- Task goal
Show every line below where "October" can be found.

Structured figure records:
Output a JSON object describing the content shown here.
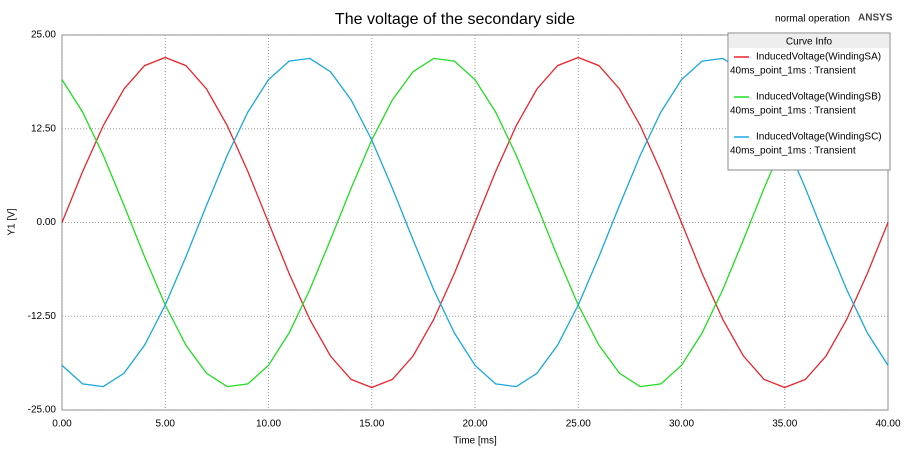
{
  "chart_data": {
    "type": "line",
    "title": "The voltage of the secondary side",
    "note": "normal operation",
    "brand": "ANSYS",
    "legend_title": "Curve Info",
    "x_label": "Time [ms]",
    "y_label": "Y1 [V]",
    "x": [
      0,
      1,
      2,
      3,
      4,
      5,
      6,
      7,
      8,
      9,
      10,
      11,
      12,
      13,
      14,
      15,
      16,
      17,
      18,
      19,
      20,
      21,
      22,
      23,
      24,
      25,
      26,
      27,
      28,
      29,
      30,
      31,
      32,
      33,
      34,
      35,
      36,
      37,
      38,
      39,
      40
    ],
    "series": [
      {
        "name": "InducedVoltage(WindingSA)",
        "source": "40ms_point_1ms : Transient",
        "color": "#e8262d",
        "values": [
          0,
          6.8,
          12.93,
          17.8,
          20.92,
          22,
          20.92,
          17.8,
          12.93,
          6.8,
          0,
          -6.8,
          -12.93,
          -17.8,
          -20.92,
          -22,
          -20.92,
          -17.8,
          -12.93,
          -6.8,
          0,
          6.8,
          12.93,
          17.8,
          20.92,
          22,
          20.92,
          17.8,
          12.93,
          6.8,
          0,
          -6.8,
          -12.93,
          -17.8,
          -20.92,
          -22,
          -20.92,
          -17.8,
          -12.93,
          -6.8,
          0
        ]
      },
      {
        "name": "InducedVoltage(WindingSB)",
        "source": "40ms_point_1ms : Transient",
        "color": "#22dd22",
        "values": [
          19.05,
          14.72,
          8.95,
          2.3,
          -4.57,
          -11,
          -16.35,
          -20.1,
          -21.88,
          -21.52,
          -19.05,
          -14.72,
          -8.95,
          -2.3,
          4.57,
          11,
          16.35,
          20.1,
          21.88,
          21.52,
          19.05,
          14.72,
          8.95,
          2.3,
          -4.57,
          -11,
          -16.35,
          -20.1,
          -21.88,
          -21.52,
          -19.05,
          -14.72,
          -8.95,
          -2.3,
          4.57,
          11,
          16.35,
          20.1,
          21.88,
          21.52,
          19.05
        ]
      },
      {
        "name": "InducedVoltage(WindingSC)",
        "source": "40ms_point_1ms : Transient",
        "color": "#1aa7e0",
        "values": [
          -19.05,
          -21.52,
          -21.88,
          -20.1,
          -16.35,
          -11,
          -4.57,
          2.3,
          8.95,
          14.72,
          19.05,
          21.52,
          21.88,
          20.1,
          16.35,
          11,
          4.57,
          -2.3,
          -8.95,
          -14.72,
          -19.05,
          -21.52,
          -21.88,
          -20.1,
          -16.35,
          -11,
          -4.57,
          2.3,
          8.95,
          14.72,
          19.05,
          21.52,
          21.88,
          20.1,
          16.35,
          11,
          4.57,
          -2.3,
          -8.95,
          -14.72,
          -19.05
        ]
      }
    ],
    "xlim": [
      0,
      40
    ],
    "xticks": [
      {
        "value": 0,
        "label": "0.00"
      },
      {
        "value": 5,
        "label": "5.00"
      },
      {
        "value": 10,
        "label": "10.00"
      },
      {
        "value": 15,
        "label": "15.00"
      },
      {
        "value": 20,
        "label": "20.00"
      },
      {
        "value": 25,
        "label": "25.00"
      },
      {
        "value": 30,
        "label": "30.00"
      },
      {
        "value": 35,
        "label": "35.00"
      },
      {
        "value": 40,
        "label": "40.00"
      }
    ],
    "ylim": [
      -25,
      25
    ],
    "yticks": [
      {
        "value": -25,
        "label": "-25.00"
      },
      {
        "value": -12.5,
        "label": "-12.50"
      },
      {
        "value": 0,
        "label": "0.00"
      },
      {
        "value": 12.5,
        "label": "12.50"
      },
      {
        "value": 25,
        "label": "25.00"
      }
    ],
    "grid": true
  }
}
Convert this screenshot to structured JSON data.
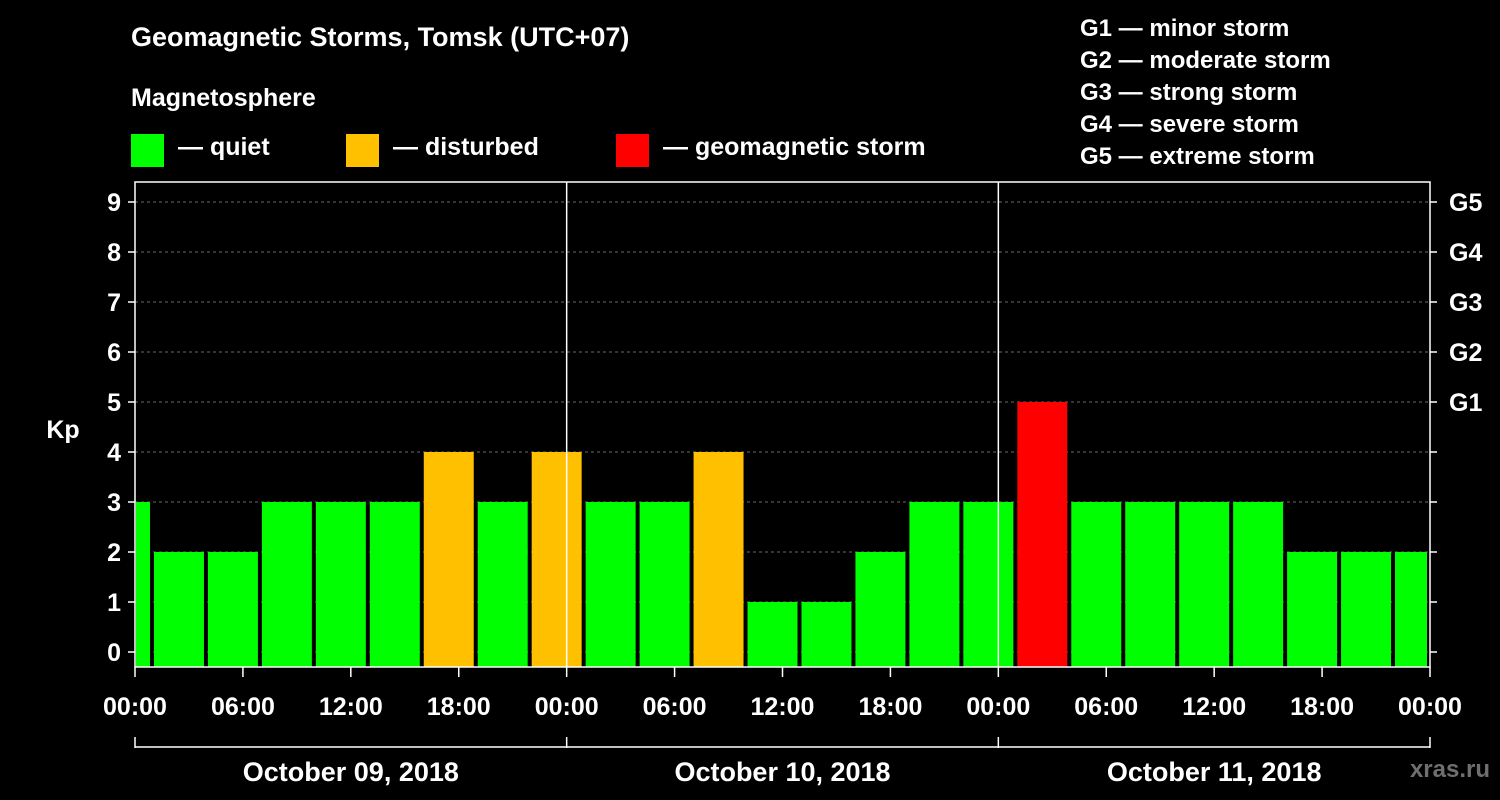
{
  "header": {
    "title": "Geomagnetic Storms, Tomsk (UTC+07)",
    "legend_heading": "Magnetosphere"
  },
  "legend": [
    {
      "label": "— quiet",
      "color": "#00ff00"
    },
    {
      "label": "— disturbed",
      "color": "#ffc000"
    },
    {
      "label": "— geomagnetic storm",
      "color": "#ff0000"
    }
  ],
  "storm_scale": [
    "G1 — minor storm",
    "G2 — moderate storm",
    "G3 — strong storm",
    "G4 — severe storm",
    "G5 — extreme storm"
  ],
  "chart_data": {
    "type": "bar",
    "title": "Geomagnetic Storms, Tomsk (UTC+07)",
    "ylabel": "Kp",
    "xlabel": "",
    "ylim": [
      0,
      9
    ],
    "yticks": [
      "0",
      "1",
      "2",
      "3",
      "4",
      "5",
      "6",
      "7",
      "8",
      "9"
    ],
    "right_axis_labels": [
      {
        "kp": 5,
        "label": "G1"
      },
      {
        "kp": 6,
        "label": "G2"
      },
      {
        "kp": 7,
        "label": "G3"
      },
      {
        "kp": 8,
        "label": "G4"
      },
      {
        "kp": 9,
        "label": "G5"
      }
    ],
    "x_range_hours": [
      0,
      72
    ],
    "xtick_labels": [
      "00:00",
      "06:00",
      "12:00",
      "18:00",
      "00:00",
      "06:00",
      "12:00",
      "18:00",
      "00:00",
      "06:00",
      "12:00",
      "18:00",
      "00:00"
    ],
    "xtick_hours": [
      0,
      6,
      12,
      18,
      24,
      30,
      36,
      42,
      48,
      54,
      60,
      66,
      72
    ],
    "day_labels": [
      "October 09, 2018",
      "October 10, 2018",
      "October 11, 2018"
    ],
    "day_boundaries_hours": [
      24,
      48
    ],
    "bar_start_hours": [
      0,
      1,
      4,
      7,
      10,
      13,
      16,
      19,
      22,
      25,
      28,
      31,
      34,
      37,
      40,
      43,
      46,
      49,
      52,
      55,
      58,
      61,
      64,
      67,
      70
    ],
    "bar_end_hours": [
      1,
      4,
      7,
      10,
      13,
      16,
      19,
      22,
      25,
      28,
      31,
      34,
      37,
      40,
      43,
      46,
      49,
      52,
      55,
      58,
      61,
      64,
      67,
      70,
      72
    ],
    "values": [
      3,
      2,
      2,
      3,
      3,
      3,
      4,
      3,
      4,
      3,
      3,
      4,
      1,
      1,
      2,
      3,
      3,
      5,
      3,
      3,
      3,
      3,
      2,
      2,
      2
    ],
    "levels": [
      "quiet",
      "quiet",
      "quiet",
      "quiet",
      "quiet",
      "quiet",
      "disturbed",
      "quiet",
      "disturbed",
      "quiet",
      "quiet",
      "disturbed",
      "quiet",
      "quiet",
      "quiet",
      "quiet",
      "quiet",
      "storm",
      "quiet",
      "quiet",
      "quiet",
      "quiet",
      "quiet",
      "quiet",
      "quiet"
    ],
    "level_colors": {
      "quiet": "#00ff00",
      "disturbed": "#ffc000",
      "storm": "#ff0000"
    },
    "grid": true
  },
  "watermark": "xras.ru"
}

- Expected output
      "October 09, 2018",
      "October 10, 2018",
      "October 11, 2018"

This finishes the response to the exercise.